Task instructions
Extract every line of the material below and reproduce it faithfully.

Information given
(begin)
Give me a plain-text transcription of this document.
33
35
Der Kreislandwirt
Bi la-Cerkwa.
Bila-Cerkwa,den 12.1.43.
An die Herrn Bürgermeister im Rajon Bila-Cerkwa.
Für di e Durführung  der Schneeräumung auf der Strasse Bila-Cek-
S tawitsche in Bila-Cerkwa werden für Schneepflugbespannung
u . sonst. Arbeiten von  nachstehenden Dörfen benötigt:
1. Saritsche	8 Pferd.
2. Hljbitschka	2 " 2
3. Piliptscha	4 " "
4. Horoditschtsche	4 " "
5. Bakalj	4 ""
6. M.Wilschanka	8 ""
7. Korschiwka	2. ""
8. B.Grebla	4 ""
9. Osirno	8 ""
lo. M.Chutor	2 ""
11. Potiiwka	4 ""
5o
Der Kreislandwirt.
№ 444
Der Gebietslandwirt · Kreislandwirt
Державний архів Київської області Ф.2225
(end)
Output below
Give me a plain-text transcription of this document.
33
35
Der Kreislandwirt
Bi la-Cerkwa.
Bila-Cerkwa,den 12.1.43.
An die Herrn Bürgermeister im Rajon Bila-Cerkwa.
Für di e Durführung  der Schneeräumung auf der Strasse Bila-Cek-
S tawitsche in Bila-Cerkwa werden für Schneepflugbespannung
u . sonst. Arbeiten von  nachstehenden Dörfen benötigt:
1. Saritsche	8 Pferd.
2. Hljbitschka	2 " 2
3. Piliptscha	4 " "
4. Horoditschtsche	4 " "
5. Bakalj	4 ""
6. M.Wilschanka	8 ""
7. Korschiwka	2. ""
8. B.Grebla	4 ""
9. Osirno	8 ""
lo. M.Chutor	2 ""
11. Potiiwka	4 ""
5o
Der Kreislandwirt.
№ 444
Der Gebietslandwirt · Kreislandwirt
Державний архів Київської області Ф.2225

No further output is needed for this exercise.